Write out the data below in full, unchanged, minus the images.

* Data shown
begin
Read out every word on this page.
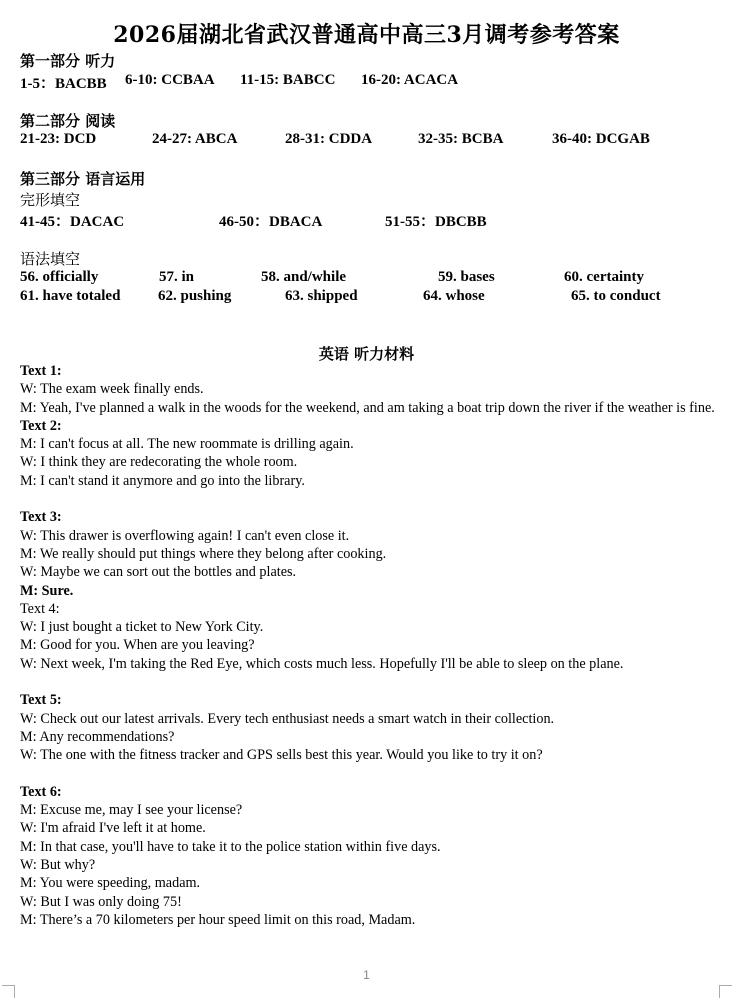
2026届湖北省武汉普通高中高三3月调考参考答案
第一部分 听力
1-5：BACBB 6-10: CCBAA 11-15: BABCC 16-20: ACACA
第二部分 阅读
21-23: DCD	24-27: ABCA	28-31: CDDA	32-35: BCBA	36-40: DCGAB
第三部分 语言运用
完形填空
41-45：DACAC	46-50：DBACA	51-55：DBCBB
语法填空
56. officially	57. in	58. and/while	59. bases	60. certainty
61. have totaled	62. pushing	63. shipped	64. whose	65. to conduct
英语 听力材料
Text 1:
W: The exam week finally ends.
M: Yeah, I've planned a walk in the woods for the weekend, and am taking a boat trip down the river if the weather is fine.
Text 2:
M: I can't focus at all. The new roommate is drilling again.
W: I think they are redecorating the whole room.
M: I can't stand it anymore and go into the library.
Text 3:
W: This drawer is overflowing again! I can't even close it.
M: We really should put things where they belong after cooking.
W: Maybe we can sort out the bottles and plates.
M: Sure.
Text 4:
W: I just bought a ticket to New York City.
M: Good for you. When are you leaving?
W: Next week, I'm taking the Red Eye, which costs much less. Hopefully I'll be able to sleep on the plane.
Text 5:
W: Check out our latest arrivals. Every tech enthusiast needs a smart watch in their collection.
M: Any recommendations?
W: The one with the fitness tracker and GPS sells best this year. Would you like to try it on?
Text 6:
M: Excuse me, may I see your license?
W: I'm afraid I've left it at home.
M: In that case, you'll have to take it to the police station within five days.
W: But why?
M: You were speeding, madam.
W: But I was only doing 75!
M: There’s a 70 kilometers per hour speed limit on this road, Madam.
1
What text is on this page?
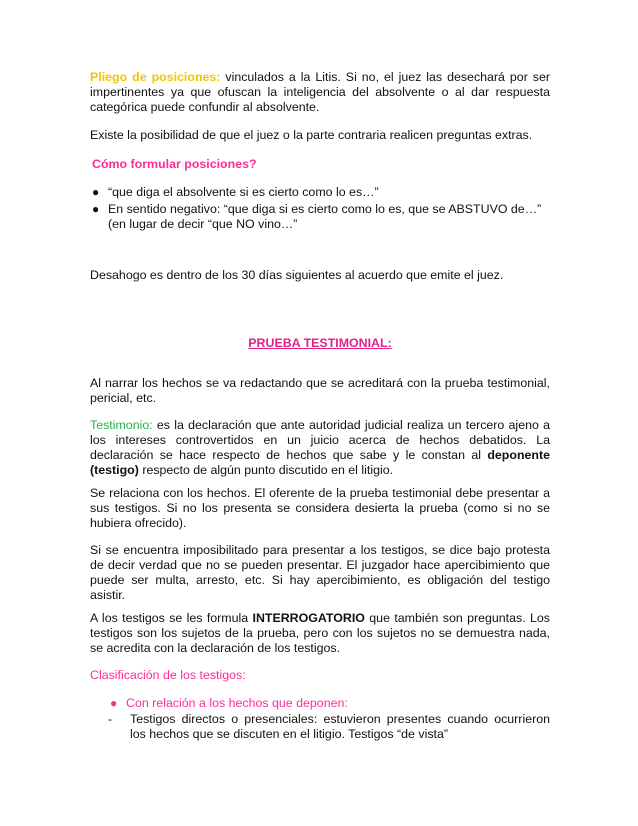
Pliego de posiciones: vinculados a la Litis. Si no, el juez las desechará por ser impertinentes ya que ofuscan la inteligencia del absolvente o al dar respuesta categórica puede confundir al absolvente.

Existe la posibilidad de que el juez o la parte contraria realicen preguntas extras.

Cómo formular posiciones?

● “que diga el absolvente si es cierto como lo es…”
● En sentido negativo: “que diga si es cierto como lo es, que se ABSTUVO de…” (en lugar de decir “que NO vino…”

Desahogo es dentro de los 30 días siguientes al acuerdo que emite el juez.

PRUEBA TESTIMONIAL:

Al narrar los hechos se va redactando que se acreditará con la prueba testimonial, pericial, etc.

Testimonio: es la declaración que ante autoridad judicial realiza un tercero ajeno a los intereses controvertidos en un juicio acerca de hechos debatidos. La declaración se hace respecto de hechos que sabe y le constan al deponente (testigo) respecto de algún punto discutido en el litigio.

Se relaciona con los hechos. El oferente de la prueba testimonial debe presentar a sus testigos. Si no los presenta se considera desierta la prueba (como si no se hubiera ofrecido).

Si se encuentra imposibilitado para presentar a los testigos, se dice bajo protesta de decir verdad que no se pueden presentar. El juzgador hace apercibimiento que puede ser multa, arresto, etc. Si hay apercibimiento, es obligación del testigo asistir.

A los testigos se les formula INTERROGATORIO que también son preguntas. Los testigos son los sujetos de la prueba, pero con los sujetos no se demuestra nada, se acredita con la declaración de los testigos.

Clasificación de los testigos:

● Con relación a los hechos que deponen:

- Testigos directos o presenciales: estuvieron presentes cuando ocurrieron los hechos que se discuten en el litigio. Testigos “de vista”
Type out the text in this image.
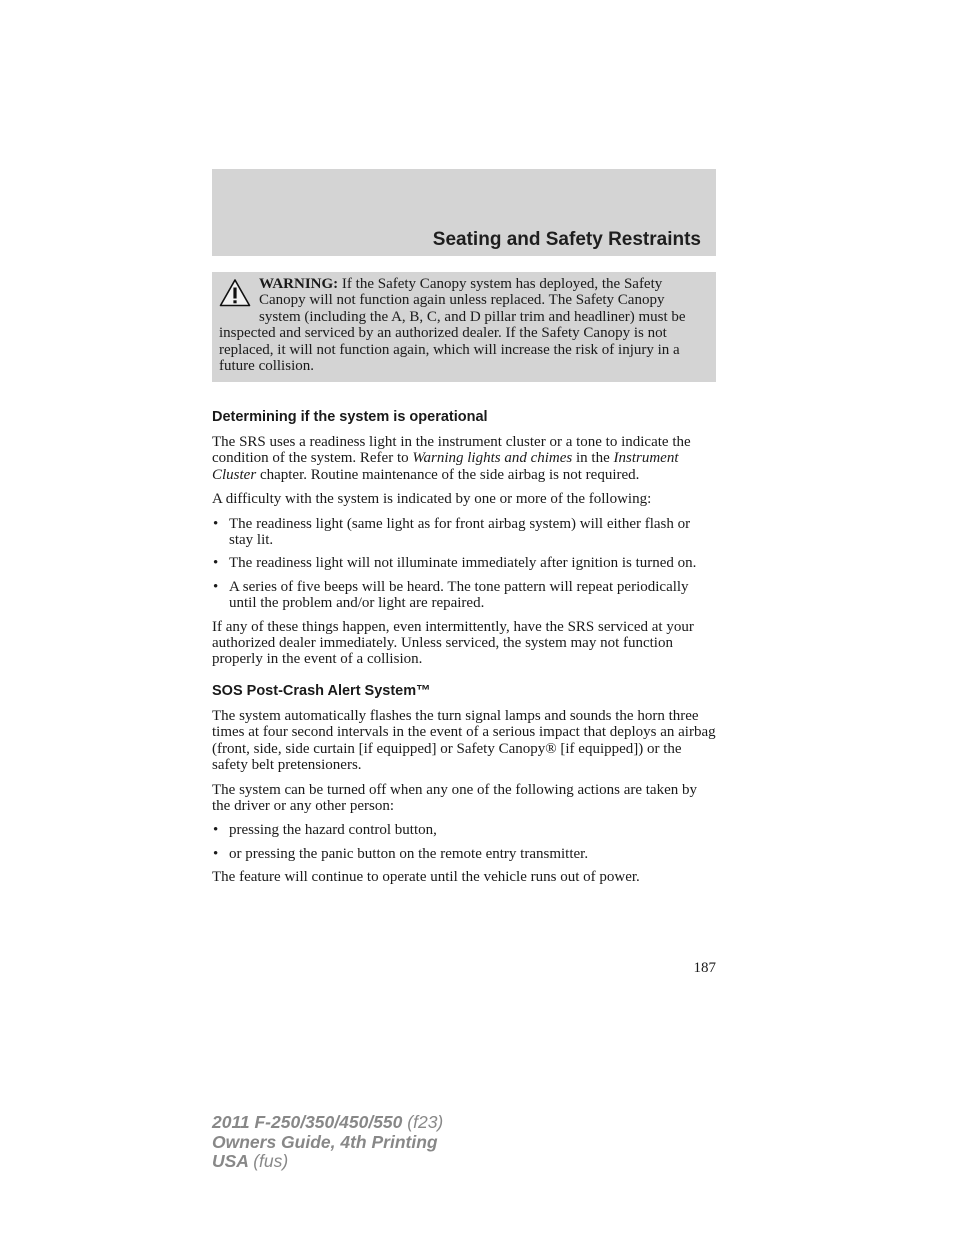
Seating and Safety Restraints
WARNING: If the Safety Canopy system has deployed, the Safety Canopy will not function again unless replaced. The Safety Canopy system (including the A, B, C, and D pillar trim and headliner) must be inspected and serviced by an authorized dealer. If the Safety Canopy is not replaced, it will not function again, which will increase the risk of injury in a future collision.
Determining if the system is operational

The SRS uses a readiness light in the instrument cluster or a tone to indicate the condition of the system. Refer to Warning lights and chimes in the Instrument Cluster chapter. Routine maintenance of the side airbag is not required.

A difficulty with the system is indicated by one or more of the following:

• The readiness light (same light as for front airbag system) will either flash or stay lit.
• The readiness light will not illuminate immediately after ignition is turned on.
• A series of five beeps will be heard. The tone pattern will repeat periodically until the problem and/or light are repaired.

If any of these things happen, even intermittently, have the SRS serviced at your authorized dealer immediately. Unless serviced, the system may not function properly in the event of a collision.

SOS Post-Crash Alert System™

The system automatically flashes the turn signal lamps and sounds the horn three times at four second intervals in the event of a serious impact that deploys an airbag (front, side, side curtain [if equipped] or Safety Canopy® [if equipped]) or the safety belt pretensioners.

The system can be turned off when any one of the following actions are taken by the driver or any other person:

• pressing the hazard control button,
• or pressing the panic button on the remote entry transmitter.

The feature will continue to operate until the vehicle runs out of power.

187
2011 F-250/350/450/550 (f23)
Owners Guide, 4th Printing
USA (fus)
end
* Completed exercise
Read out every word on this page.
2026届湖北省武汉普通高中高三3月调考参考答案
第一部分 听力
1-5：BACBB 6-10: CCBAA 11-15: BABCC 16-20: ACACA
第二部分 阅读
21-23: DCD	24-27: ABCA	28-31: CDDA	32-35: BCBA	36-40: DCGAB
第三部分 语言运用
完形填空
41-45：DACAC	46-50：DBACA	51-55：DBCBB
语法填空
56. officially	57. in	58. and/while	59. bases	60. certainty
61. have totaled	62. pushing	63. shipped	64. whose	65. to conduct
英语 听力材料
Text 1:
W: The exam week finally ends.
M: Yeah, I've planned a walk in the woods for the weekend, and am taking a boat trip down the river if the weather is fine.
Text 2:
M: I can't focus at all. The new roommate is drilling again.
W: I think they are redecorating the whole room.
M: I can't stand it anymore and go into the library.
Text 3:
W: This drawer is overflowing again! I can't even close it.
M: We really should put things where they belong after cooking.
W: Maybe we can sort out the bottles and plates.
M: Sure.
Text 4:
W: I just bought a ticket to New York City.
M: Good for you. When are you leaving?
W: Next week, I'm taking the Red Eye, which costs much less. Hopefully I'll be able to sleep on the plane.
Text 5:
W: Check out our latest arrivals. Every tech enthusiast needs a smart watch in their collection.
M: Any recommendations?
W: The one with the fitness tracker and GPS sells best this year. Would you like to try it on?
Text 6:
M: Excuse me, may I see your license?
W: I'm afraid I've left it at home.
M: In that case, you'll have to take it to the police station within five days.
W: But why?
M: You were speeding, madam.
W: But I was only doing 75!
M: There’s a 70 kilometers per hour speed limit on this road, Madam.
1
What text is on this page?
Pliego de posiciones: vinculados a la Litis. Si no, el juez las desechará por ser impertinentes ya que ofuscan la inteligencia del absolvente o al dar respuesta categórica puede confundir al absolvente.

Existe la posibilidad de que el juez o la parte contraria realicen preguntas extras.

Cómo formular posiciones?

● “que diga el absolvente si es cierto como lo es…”
● En sentido negativo: “que diga si es cierto como lo es, que se ABSTUVO de…” (en lugar de decir “que NO vino…”

Desahogo es dentro de los 30 días siguientes al acuerdo que emite el juez.

PRUEBA TESTIMONIAL:

Al narrar los hechos se va redactando que se acreditará con la prueba testimonial, pericial, etc.

Testimonio: es la declaración que ante autoridad judicial realiza un tercero ajeno a los intereses controvertidos en un juicio acerca de hechos debatidos. La declaración se hace respecto de hechos que sabe y le constan al deponente (testigo) respecto de algún punto discutido en el litigio.

Se relaciona con los hechos. El oferente de la prueba testimonial debe presentar a sus testigos. Si no los presenta se considera desierta la prueba (como si no se hubiera ofrecido).

Si se encuentra imposibilitado para presentar a los testigos, se dice bajo protesta de decir verdad que no se pueden presentar. El juzgador hace apercibimiento que puede ser multa, arresto, etc. Si hay apercibimiento, es obligación del testigo asistir.

A los testigos se les formula INTERROGATORIO que también son preguntas. Los testigos son los sujetos de la prueba, pero con los sujetos no se demuestra nada, se acredita con la declaración de los testigos.

Clasificación de los testigos:

● Con relación a los hechos que deponen:

- Testigos directos o presenciales: estuvieron presentes cuando ocurrieron los hechos que se discuten en el litigio. Testigos “de vista”
Type out the text in this image.
Seating and Safety Restraints
WARNING: If the Safety Canopy system has deployed, the Safety Canopy will not function again unless replaced. The Safety Canopy system (including the A, B, C, and D pillar trim and headliner) must be inspected and serviced by an authorized dealer. If the Safety Canopy is not replaced, it will not function again, which will increase the risk of injury in a future collision.
Determining if the system is operational

The SRS uses a readiness light in the instrument cluster or a tone to indicate the condition of the system. Refer to Warning lights and chimes in the Instrument Cluster chapter. Routine maintenance of the side airbag is not required.

A difficulty with the system is indicated by one or more of the following:

• The readiness light (same light as for front airbag system) will either flash or stay lit.
• The readiness light will not illuminate immediately after ignition is turned on.
• A series of five beeps will be heard. The tone pattern will repeat periodically until the problem and/or light are repaired.

If any of these things happen, even intermittently, have the SRS serviced at your authorized dealer immediately. Unless serviced, the system may not function properly in the event of a collision.

SOS Post-Crash Alert System™

The system automatically flashes the turn signal lamps and sounds the horn three times at four second intervals in the event of a serious impact that deploys an airbag (front, side, side curtain [if equipped] or Safety Canopy® [if equipped]) or the safety belt pretensioners.

The system can be turned off when any one of the following actions are taken by the driver or any other person:

• pressing the hazard control button,
• or pressing the panic button on the remote entry transmitter.

The feature will continue to operate until the vehicle runs out of power.

187
2011 F-250/350/450/550 (f23)
Owners Guide, 4th Printing
USA (fus)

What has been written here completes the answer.